**REQUIREMENT**: Leave out every picture, then transcribe the rest of the listing exactly.
============================================================
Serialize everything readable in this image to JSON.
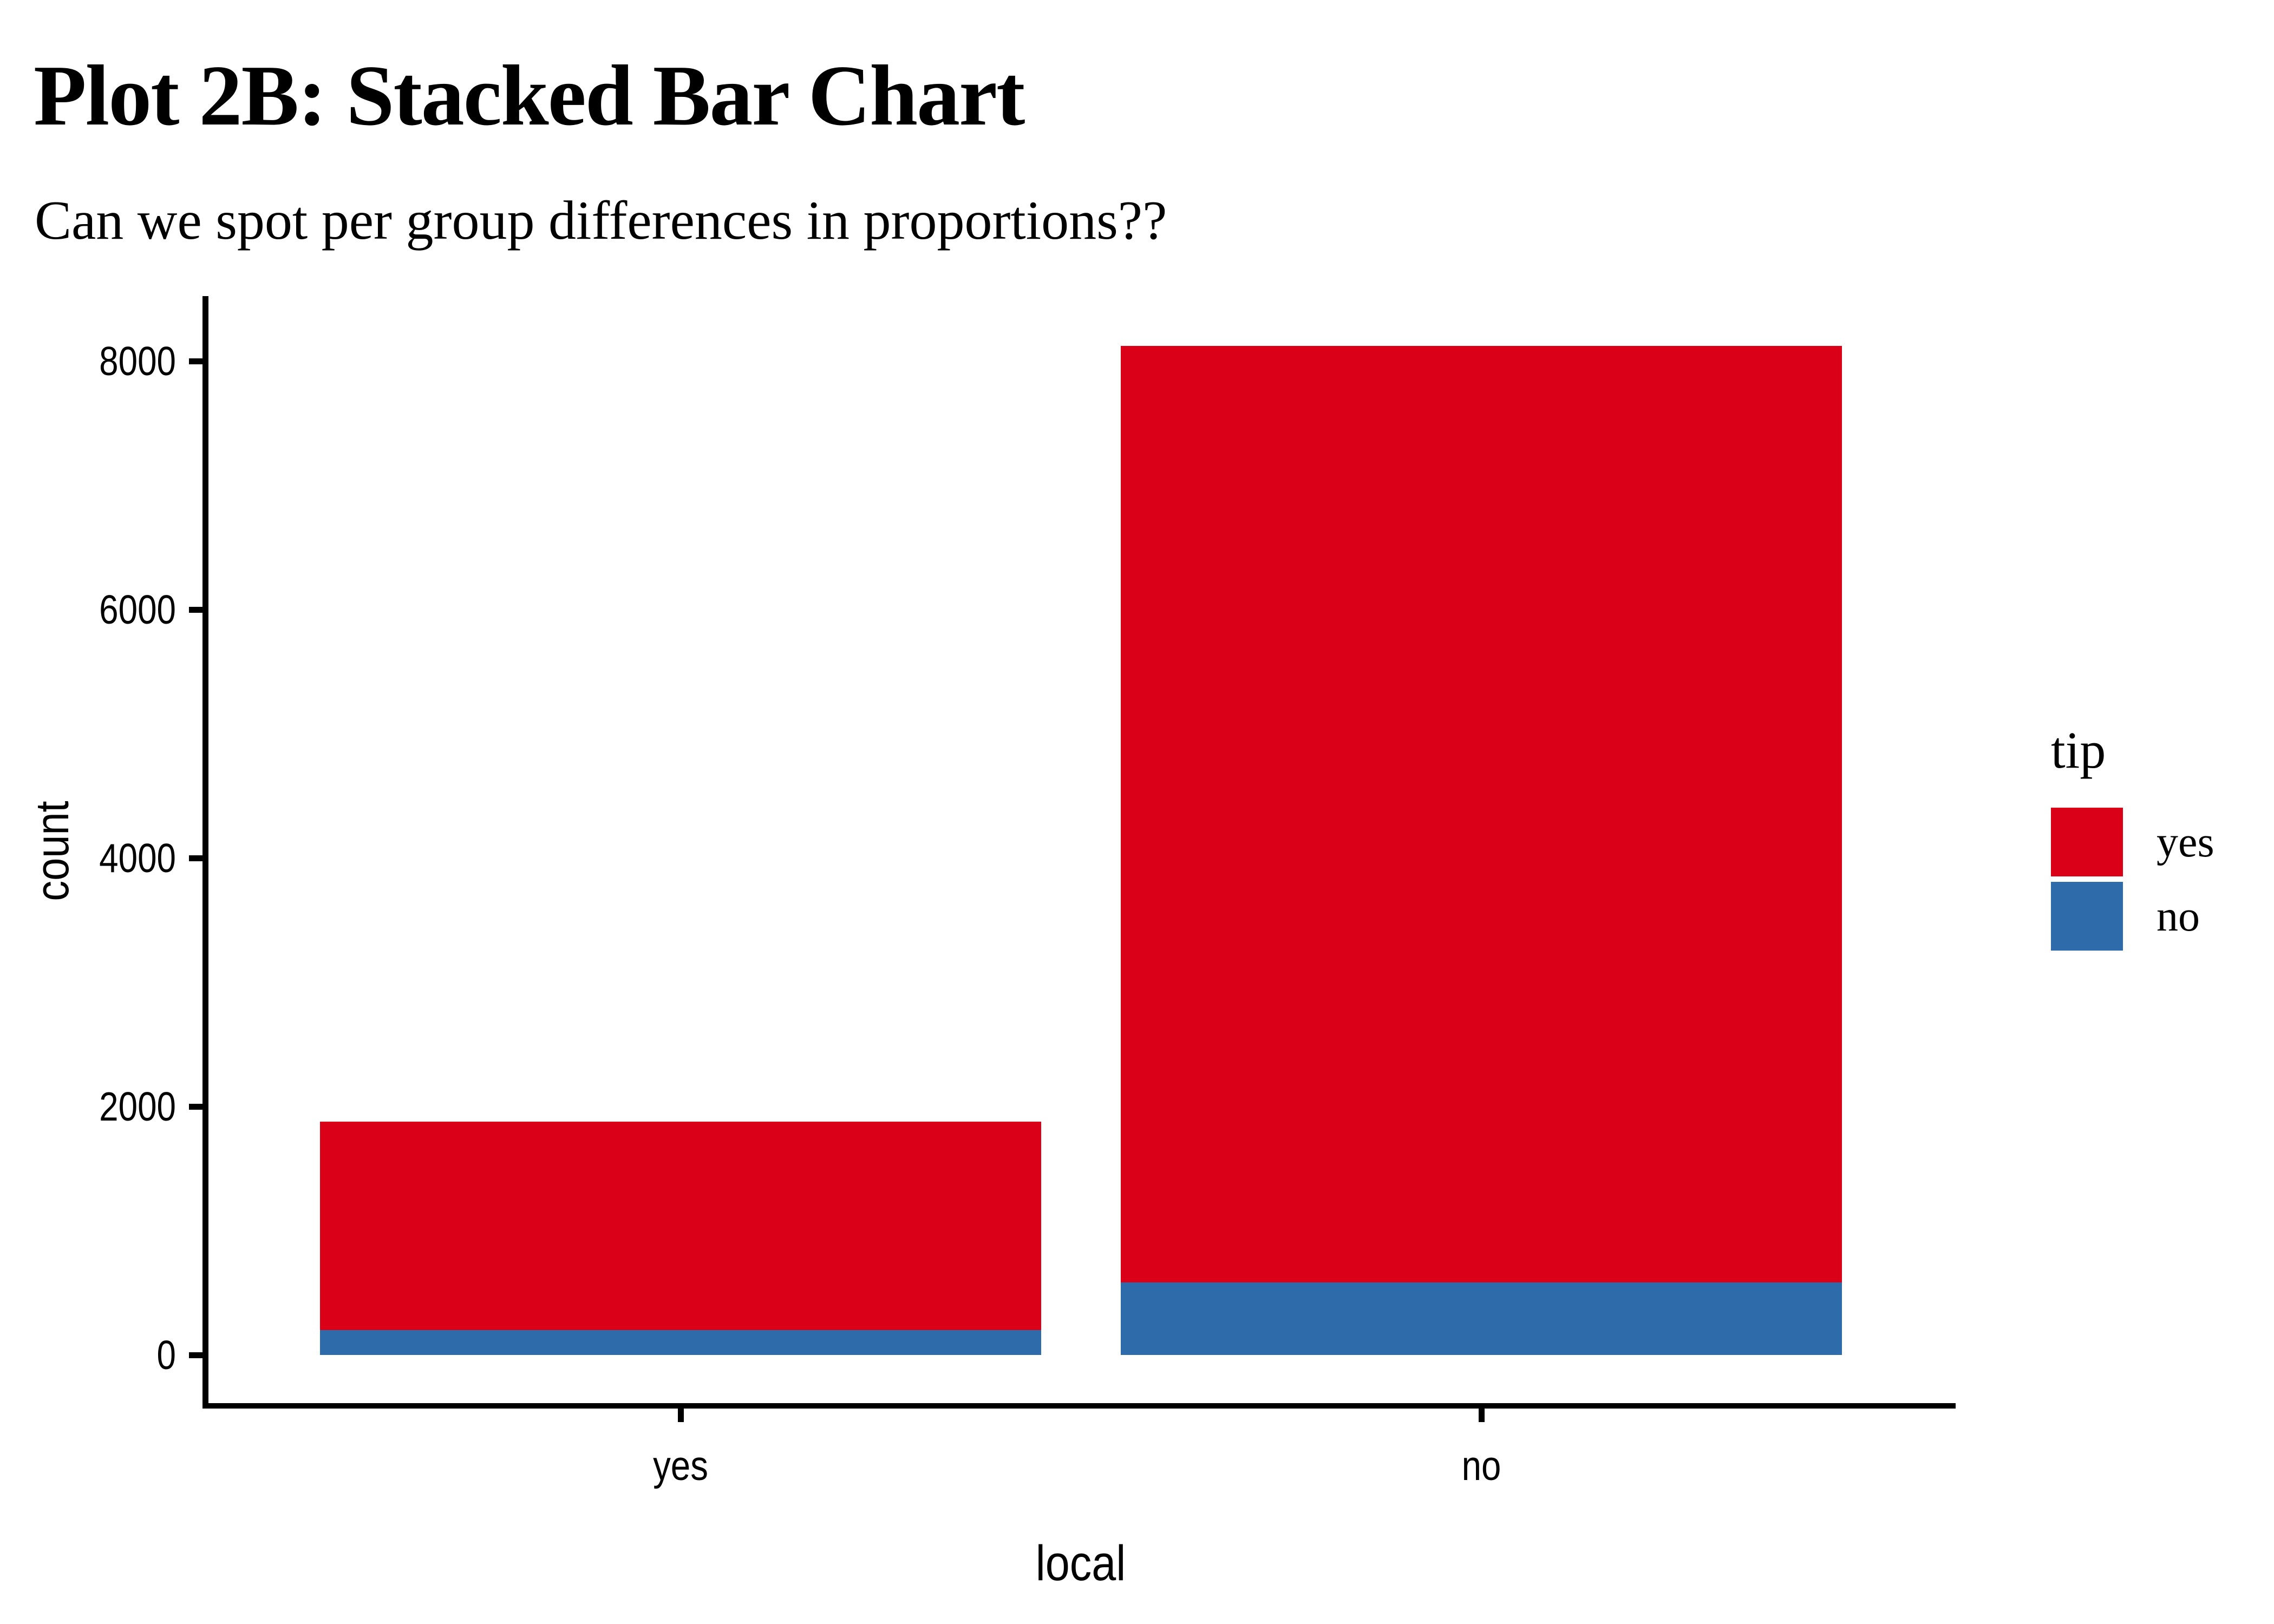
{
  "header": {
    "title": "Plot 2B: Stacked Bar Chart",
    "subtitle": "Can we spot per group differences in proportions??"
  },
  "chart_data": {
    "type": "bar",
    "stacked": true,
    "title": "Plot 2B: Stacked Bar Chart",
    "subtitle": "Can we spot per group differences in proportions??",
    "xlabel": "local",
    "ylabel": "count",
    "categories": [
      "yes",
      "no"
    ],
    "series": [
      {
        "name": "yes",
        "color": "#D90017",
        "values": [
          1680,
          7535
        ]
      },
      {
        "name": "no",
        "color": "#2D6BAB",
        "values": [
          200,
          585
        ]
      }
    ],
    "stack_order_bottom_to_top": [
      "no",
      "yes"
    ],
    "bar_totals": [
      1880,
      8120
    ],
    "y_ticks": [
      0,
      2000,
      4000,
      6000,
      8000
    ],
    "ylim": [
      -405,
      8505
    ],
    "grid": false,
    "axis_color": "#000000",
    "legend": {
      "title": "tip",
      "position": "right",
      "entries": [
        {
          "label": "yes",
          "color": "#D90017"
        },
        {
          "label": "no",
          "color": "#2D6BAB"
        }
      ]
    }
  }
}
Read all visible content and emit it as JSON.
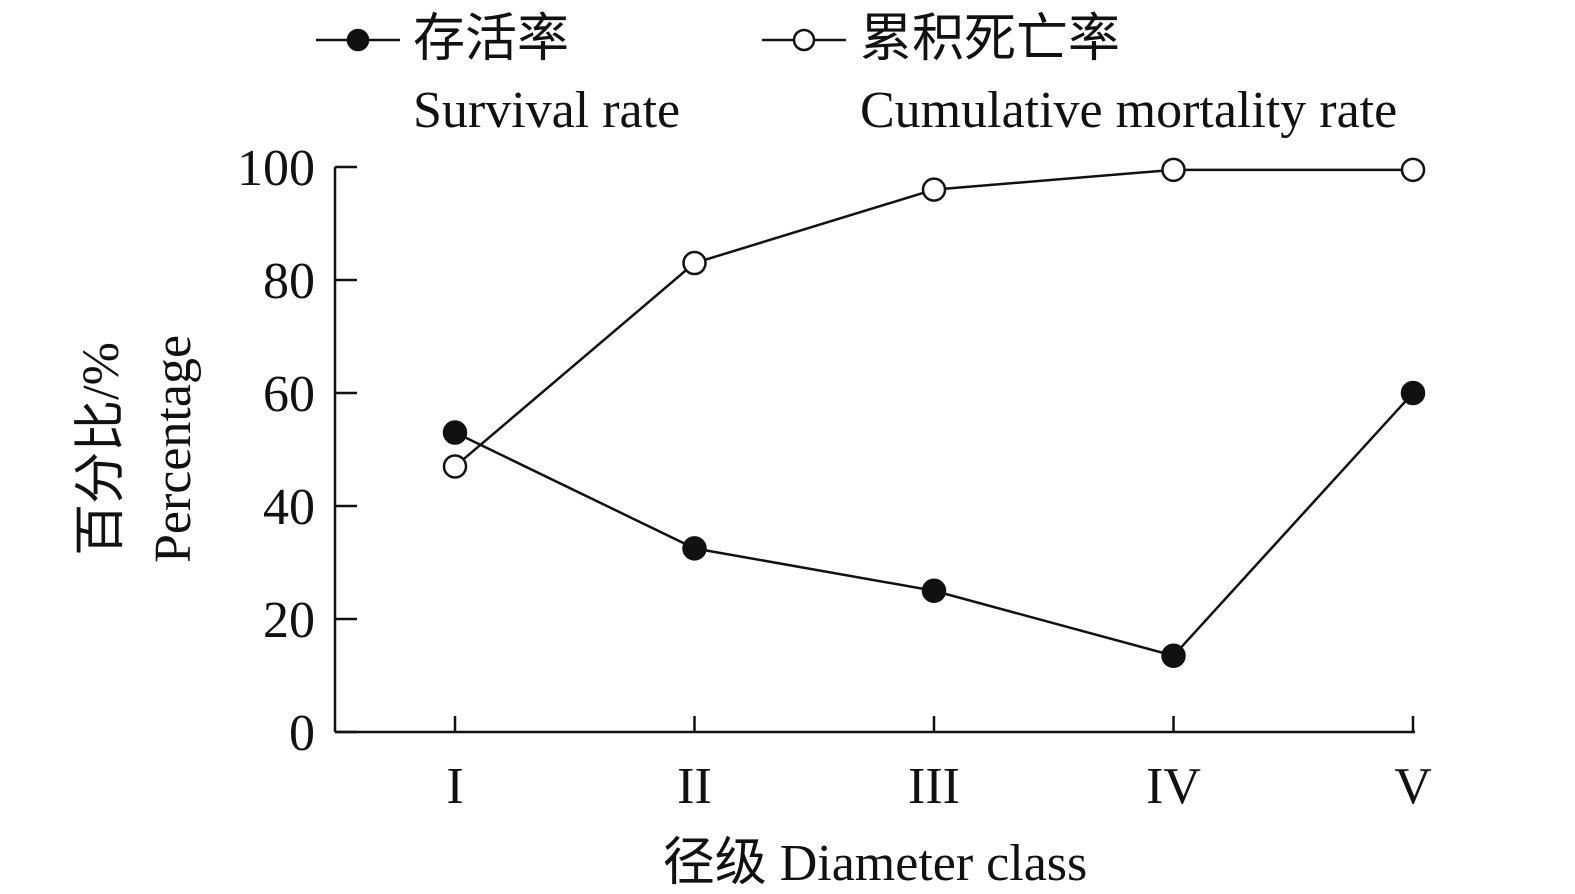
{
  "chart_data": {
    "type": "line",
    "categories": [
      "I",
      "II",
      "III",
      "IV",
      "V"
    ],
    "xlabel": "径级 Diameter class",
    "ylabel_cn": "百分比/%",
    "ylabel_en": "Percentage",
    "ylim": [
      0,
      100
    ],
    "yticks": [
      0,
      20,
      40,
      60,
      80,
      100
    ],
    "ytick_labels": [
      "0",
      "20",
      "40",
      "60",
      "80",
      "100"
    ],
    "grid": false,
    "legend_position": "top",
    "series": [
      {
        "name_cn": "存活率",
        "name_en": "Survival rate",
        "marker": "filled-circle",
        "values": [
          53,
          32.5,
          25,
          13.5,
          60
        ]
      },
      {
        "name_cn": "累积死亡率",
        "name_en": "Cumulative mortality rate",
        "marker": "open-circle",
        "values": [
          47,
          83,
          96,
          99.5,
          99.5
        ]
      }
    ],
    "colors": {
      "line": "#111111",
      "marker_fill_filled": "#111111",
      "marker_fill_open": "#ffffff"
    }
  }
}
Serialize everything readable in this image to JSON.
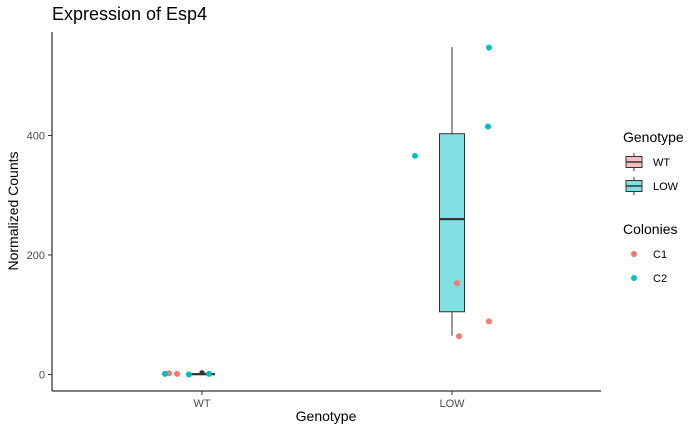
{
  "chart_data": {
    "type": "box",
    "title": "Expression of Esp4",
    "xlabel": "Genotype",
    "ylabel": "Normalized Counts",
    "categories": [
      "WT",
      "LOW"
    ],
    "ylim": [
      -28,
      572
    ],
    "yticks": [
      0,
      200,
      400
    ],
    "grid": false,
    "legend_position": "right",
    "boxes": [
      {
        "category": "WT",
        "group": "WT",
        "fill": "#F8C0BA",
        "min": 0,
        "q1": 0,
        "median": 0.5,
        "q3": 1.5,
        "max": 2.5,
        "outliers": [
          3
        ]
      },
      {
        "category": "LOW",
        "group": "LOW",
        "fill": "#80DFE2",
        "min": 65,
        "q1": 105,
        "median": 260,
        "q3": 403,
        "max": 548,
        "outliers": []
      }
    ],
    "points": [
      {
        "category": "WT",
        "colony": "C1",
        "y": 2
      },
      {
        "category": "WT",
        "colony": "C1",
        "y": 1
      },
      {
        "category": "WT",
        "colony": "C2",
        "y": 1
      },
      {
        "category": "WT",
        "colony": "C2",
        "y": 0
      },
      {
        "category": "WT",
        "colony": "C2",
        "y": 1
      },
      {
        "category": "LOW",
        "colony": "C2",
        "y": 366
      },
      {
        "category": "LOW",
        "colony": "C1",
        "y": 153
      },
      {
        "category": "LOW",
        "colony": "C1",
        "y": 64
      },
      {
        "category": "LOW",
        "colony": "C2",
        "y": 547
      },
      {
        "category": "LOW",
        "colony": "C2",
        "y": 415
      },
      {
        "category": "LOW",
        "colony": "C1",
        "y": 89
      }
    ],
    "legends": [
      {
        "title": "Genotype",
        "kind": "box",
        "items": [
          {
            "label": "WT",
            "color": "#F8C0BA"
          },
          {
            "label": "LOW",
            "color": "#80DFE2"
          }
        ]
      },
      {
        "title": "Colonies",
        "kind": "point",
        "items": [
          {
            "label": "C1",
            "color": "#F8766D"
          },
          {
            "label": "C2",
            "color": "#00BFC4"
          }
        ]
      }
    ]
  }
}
============================================================
**ANSWER IN FULL**:
Serialize everything readable in this image to JSON.
{
  "header": {
    "title": "Plot 2B: Stacked Bar Chart",
    "subtitle": "Can we spot per group differences in proportions??"
  },
  "chart_data": {
    "type": "bar",
    "stacked": true,
    "title": "Plot 2B: Stacked Bar Chart",
    "subtitle": "Can we spot per group differences in proportions??",
    "xlabel": "local",
    "ylabel": "count",
    "categories": [
      "yes",
      "no"
    ],
    "series": [
      {
        "name": "yes",
        "color": "#D90017",
        "values": [
          1680,
          7535
        ]
      },
      {
        "name": "no",
        "color": "#2D6BAB",
        "values": [
          200,
          585
        ]
      }
    ],
    "stack_order_bottom_to_top": [
      "no",
      "yes"
    ],
    "bar_totals": [
      1880,
      8120
    ],
    "y_ticks": [
      0,
      2000,
      4000,
      6000,
      8000
    ],
    "ylim": [
      -405,
      8505
    ],
    "grid": false,
    "axis_color": "#000000",
    "legend": {
      "title": "tip",
      "position": "right",
      "entries": [
        {
          "label": "yes",
          "color": "#D90017"
        },
        {
          "label": "no",
          "color": "#2D6BAB"
        }
      ]
    }
  }
}
Read all visible content and emit it as JSON.
{
  "chart_data": {
    "type": "line",
    "categories": [
      "I",
      "II",
      "III",
      "IV",
      "V"
    ],
    "xlabel": "径级 Diameter class",
    "ylabel_cn": "百分比/%",
    "ylabel_en": "Percentage",
    "ylim": [
      0,
      100
    ],
    "yticks": [
      0,
      20,
      40,
      60,
      80,
      100
    ],
    "ytick_labels": [
      "0",
      "20",
      "40",
      "60",
      "80",
      "100"
    ],
    "grid": false,
    "legend_position": "top",
    "series": [
      {
        "name_cn": "存活率",
        "name_en": "Survival rate",
        "marker": "filled-circle",
        "values": [
          53,
          32.5,
          25,
          13.5,
          60
        ]
      },
      {
        "name_cn": "累积死亡率",
        "name_en": "Cumulative mortality rate",
        "marker": "open-circle",
        "values": [
          47,
          83,
          96,
          99.5,
          99.5
        ]
      }
    ],
    "colors": {
      "line": "#111111",
      "marker_fill_filled": "#111111",
      "marker_fill_open": "#ffffff"
    }
  }
}
Serialize everything readable in this image to JSON.
{
  "chart_data": {
    "type": "box",
    "title": "Expression of Esp4",
    "xlabel": "Genotype",
    "ylabel": "Normalized Counts",
    "categories": [
      "WT",
      "LOW"
    ],
    "ylim": [
      -28,
      572
    ],
    "yticks": [
      0,
      200,
      400
    ],
    "grid": false,
    "legend_position": "right",
    "boxes": [
      {
        "category": "WT",
        "group": "WT",
        "fill": "#F8C0BA",
        "min": 0,
        "q1": 0,
        "median": 0.5,
        "q3": 1.5,
        "max": 2.5,
        "outliers": [
          3
        ]
      },
      {
        "category": "LOW",
        "group": "LOW",
        "fill": "#80DFE2",
        "min": 65,
        "q1": 105,
        "median": 260,
        "q3": 403,
        "max": 548,
        "outliers": []
      }
    ],
    "points": [
      {
        "category": "WT",
        "colony": "C1",
        "y": 2
      },
      {
        "category": "WT",
        "colony": "C1",
        "y": 1
      },
      {
        "category": "WT",
        "colony": "C2",
        "y": 1
      },
      {
        "category": "WT",
        "colony": "C2",
        "y": 0
      },
      {
        "category": "WT",
        "colony": "C2",
        "y": 1
      },
      {
        "category": "LOW",
        "colony": "C2",
        "y": 366
      },
      {
        "category": "LOW",
        "colony": "C1",
        "y": 153
      },
      {
        "category": "LOW",
        "colony": "C1",
        "y": 64
      },
      {
        "category": "LOW",
        "colony": "C2",
        "y": 547
      },
      {
        "category": "LOW",
        "colony": "C2",
        "y": 415
      },
      {
        "category": "LOW",
        "colony": "C1",
        "y": 89
      }
    ],
    "legends": [
      {
        "title": "Genotype",
        "kind": "box",
        "items": [
          {
            "label": "WT",
            "color": "#F8C0BA"
          },
          {
            "label": "LOW",
            "color": "#80DFE2"
          }
        ]
      },
      {
        "title": "Colonies",
        "kind": "point",
        "items": [
          {
            "label": "C1",
            "color": "#F8766D"
          },
          {
            "label": "C2",
            "color": "#00BFC4"
          }
        ]
      }
    ]
  }
}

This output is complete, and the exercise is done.